- **The exercise**
Output all the material that follows, exactly as given.

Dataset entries
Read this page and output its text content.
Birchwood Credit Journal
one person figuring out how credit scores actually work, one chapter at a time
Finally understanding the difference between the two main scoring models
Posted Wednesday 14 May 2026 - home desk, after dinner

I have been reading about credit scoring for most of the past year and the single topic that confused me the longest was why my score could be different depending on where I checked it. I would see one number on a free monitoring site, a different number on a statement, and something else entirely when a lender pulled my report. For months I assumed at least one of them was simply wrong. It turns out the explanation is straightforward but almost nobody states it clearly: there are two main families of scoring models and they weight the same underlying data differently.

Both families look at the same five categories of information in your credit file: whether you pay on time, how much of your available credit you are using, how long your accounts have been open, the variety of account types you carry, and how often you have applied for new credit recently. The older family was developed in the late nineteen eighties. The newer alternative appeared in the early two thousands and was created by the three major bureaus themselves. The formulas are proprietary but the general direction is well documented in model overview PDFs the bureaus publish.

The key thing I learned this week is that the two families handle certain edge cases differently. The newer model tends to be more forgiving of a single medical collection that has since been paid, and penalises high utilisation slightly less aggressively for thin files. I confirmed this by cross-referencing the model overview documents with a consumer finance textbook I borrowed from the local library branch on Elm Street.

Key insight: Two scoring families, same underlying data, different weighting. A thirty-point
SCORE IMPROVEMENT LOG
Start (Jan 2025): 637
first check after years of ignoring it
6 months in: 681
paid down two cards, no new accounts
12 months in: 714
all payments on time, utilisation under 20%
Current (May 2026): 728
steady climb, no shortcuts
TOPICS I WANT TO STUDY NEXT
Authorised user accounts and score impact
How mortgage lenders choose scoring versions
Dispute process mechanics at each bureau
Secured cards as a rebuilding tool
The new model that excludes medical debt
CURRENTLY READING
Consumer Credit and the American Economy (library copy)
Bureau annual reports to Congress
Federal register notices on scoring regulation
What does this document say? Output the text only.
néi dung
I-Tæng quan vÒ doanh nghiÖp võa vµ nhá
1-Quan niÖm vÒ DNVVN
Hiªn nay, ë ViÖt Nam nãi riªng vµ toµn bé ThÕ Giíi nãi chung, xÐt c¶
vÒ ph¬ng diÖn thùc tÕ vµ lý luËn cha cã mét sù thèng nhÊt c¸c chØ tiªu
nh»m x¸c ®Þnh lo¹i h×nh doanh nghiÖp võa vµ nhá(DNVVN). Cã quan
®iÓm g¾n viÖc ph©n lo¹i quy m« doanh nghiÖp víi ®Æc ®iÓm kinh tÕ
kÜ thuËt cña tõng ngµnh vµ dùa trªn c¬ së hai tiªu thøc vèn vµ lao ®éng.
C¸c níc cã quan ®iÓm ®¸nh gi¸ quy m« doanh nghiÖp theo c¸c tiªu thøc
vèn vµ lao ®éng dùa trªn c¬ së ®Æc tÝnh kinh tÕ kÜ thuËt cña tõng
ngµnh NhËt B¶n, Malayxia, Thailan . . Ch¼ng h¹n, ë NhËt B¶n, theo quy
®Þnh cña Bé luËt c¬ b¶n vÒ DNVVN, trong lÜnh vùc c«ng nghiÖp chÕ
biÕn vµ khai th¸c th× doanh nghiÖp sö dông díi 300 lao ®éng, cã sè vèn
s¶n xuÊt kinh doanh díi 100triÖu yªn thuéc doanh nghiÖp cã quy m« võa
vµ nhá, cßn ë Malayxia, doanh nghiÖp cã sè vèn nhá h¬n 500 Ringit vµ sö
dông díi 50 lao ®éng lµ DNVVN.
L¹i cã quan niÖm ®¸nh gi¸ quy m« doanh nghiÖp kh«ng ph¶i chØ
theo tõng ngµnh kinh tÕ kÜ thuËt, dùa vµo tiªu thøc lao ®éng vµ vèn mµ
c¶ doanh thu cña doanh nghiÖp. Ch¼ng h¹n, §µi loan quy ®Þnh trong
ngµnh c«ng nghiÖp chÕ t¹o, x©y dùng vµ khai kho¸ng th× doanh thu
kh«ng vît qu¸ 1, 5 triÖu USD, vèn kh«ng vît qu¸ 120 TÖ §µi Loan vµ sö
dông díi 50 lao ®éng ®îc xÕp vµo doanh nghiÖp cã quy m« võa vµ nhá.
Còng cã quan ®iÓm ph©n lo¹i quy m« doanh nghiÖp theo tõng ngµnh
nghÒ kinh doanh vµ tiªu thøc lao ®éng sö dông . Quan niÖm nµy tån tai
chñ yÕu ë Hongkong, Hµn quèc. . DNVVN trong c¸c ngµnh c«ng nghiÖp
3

- **Full response**
Read this page and output its text content.
Birchwood Credit Journal
one person figuring out how credit scores actually work, one chapter at a time
Finally understanding the difference between the two main scoring models
Posted Wednesday 14 May 2026 - home desk, after dinner

I have been reading about credit scoring for most of the past year and the single topic that confused me the longest was why my score could be different depending on where I checked it. I would see one number on a free monitoring site, a different number on a statement, and something else entirely when a lender pulled my report. For months I assumed at least one of them was simply wrong. It turns out the explanation is straightforward but almost nobody states it clearly: there are two main families of scoring models and they weight the same underlying data differently.

Both families look at the same five categories of information in your credit file: whether you pay on time, how much of your available credit you are using, how long your accounts have been open, the variety of account types you carry, and how often you have applied for new credit recently. The older family was developed in the late nineteen eighties. The newer alternative appeared in the early two thousands and was created by the three major bureaus themselves. The formulas are proprietary but the general direction is well documented in model overview PDFs the bureaus publish.

The key thing I learned this week is that the two families handle certain edge cases differently. The newer model tends to be more forgiving of a single medical collection that has since been paid, and penalises high utilisation slightly less aggressively for thin files. I confirmed this by cross-referencing the model overview documents with a consumer finance textbook I borrowed from the local library branch on Elm Street.

Key insight: Two scoring families, same underlying data, different weighting. A thirty-point
SCORE IMPROVEMENT LOG
Start (Jan 2025): 637
first check after years of ignoring it
6 months in: 681
paid down two cards, no new accounts
12 months in: 714
all payments on time, utilisation under 20%
Current (May 2026): 728
steady climb, no shortcuts
TOPICS I WANT TO STUDY NEXT
Authorised user accounts and score impact
How mortgage lenders choose scoring versions
Dispute process mechanics at each bureau
Secured cards as a rebuilding tool
The new model that excludes medical debt
CURRENTLY READING
Consumer Credit and the American Economy (library copy)
Bureau annual reports to Congress
Federal register notices on scoring regulation
What does this document say? Output the text only.
néi dung
I-Tæng quan vÒ doanh nghiÖp võa vµ nhá
1-Quan niÖm vÒ DNVVN
Hiªn nay, ë ViÖt Nam nãi riªng vµ toµn bé ThÕ Giíi nãi chung, xÐt c¶
vÒ ph¬ng diÖn thùc tÕ vµ lý luËn cha cã mét sù thèng nhÊt c¸c chØ tiªu
nh»m x¸c ®Þnh lo¹i h×nh doanh nghiÖp võa vµ nhá(DNVVN). Cã quan
®iÓm g¾n viÖc ph©n lo¹i quy m« doanh nghiÖp víi ®Æc ®iÓm kinh tÕ
kÜ thuËt cña tõng ngµnh vµ dùa trªn c¬ së hai tiªu thøc vèn vµ lao ®éng.
C¸c níc cã quan ®iÓm ®¸nh gi¸ quy m« doanh nghiÖp theo c¸c tiªu thøc
vèn vµ lao ®éng dùa trªn c¬ së ®Æc tÝnh kinh tÕ kÜ thuËt cña tõng
ngµnh NhËt B¶n, Malayxia, Thailan . . Ch¼ng h¹n, ë NhËt B¶n, theo quy
®Þnh cña Bé luËt c¬ b¶n vÒ DNVVN, trong lÜnh vùc c«ng nghiÖp chÕ
biÕn vµ khai th¸c th× doanh nghiÖp sö dông díi 300 lao ®éng, cã sè vèn
s¶n xuÊt kinh doanh díi 100triÖu yªn thuéc doanh nghiÖp cã quy m« võa
vµ nhá, cßn ë Malayxia, doanh nghiÖp cã sè vèn nhá h¬n 500 Ringit vµ sö
dông díi 50 lao ®éng lµ DNVVN.
L¹i cã quan niÖm ®¸nh gi¸ quy m« doanh nghiÖp kh«ng ph¶i chØ
theo tõng ngµnh kinh tÕ kÜ thuËt, dùa vµo tiªu thøc lao ®éng vµ vèn mµ
c¶ doanh thu cña doanh nghiÖp. Ch¼ng h¹n, §µi loan quy ®Þnh trong
ngµnh c«ng nghiÖp chÕ t¹o, x©y dùng vµ khai kho¸ng th× doanh thu
kh«ng vît qu¸ 1, 5 triÖu USD, vèn kh«ng vît qu¸ 120 TÖ §µi Loan vµ sö
dông díi 50 lao ®éng ®îc xÕp vµo doanh nghiÖp cã quy m« võa vµ nhá.
Còng cã quan ®iÓm ph©n lo¹i quy m« doanh nghiÖp theo tõng ngµnh
nghÒ kinh doanh vµ tiªu thøc lao ®éng sö dông . Quan niÖm nµy tån tai
chñ yÕu ë Hongkong, Hµn quèc. . DNVVN trong c¸c ngµnh c«ng nghiÖp
3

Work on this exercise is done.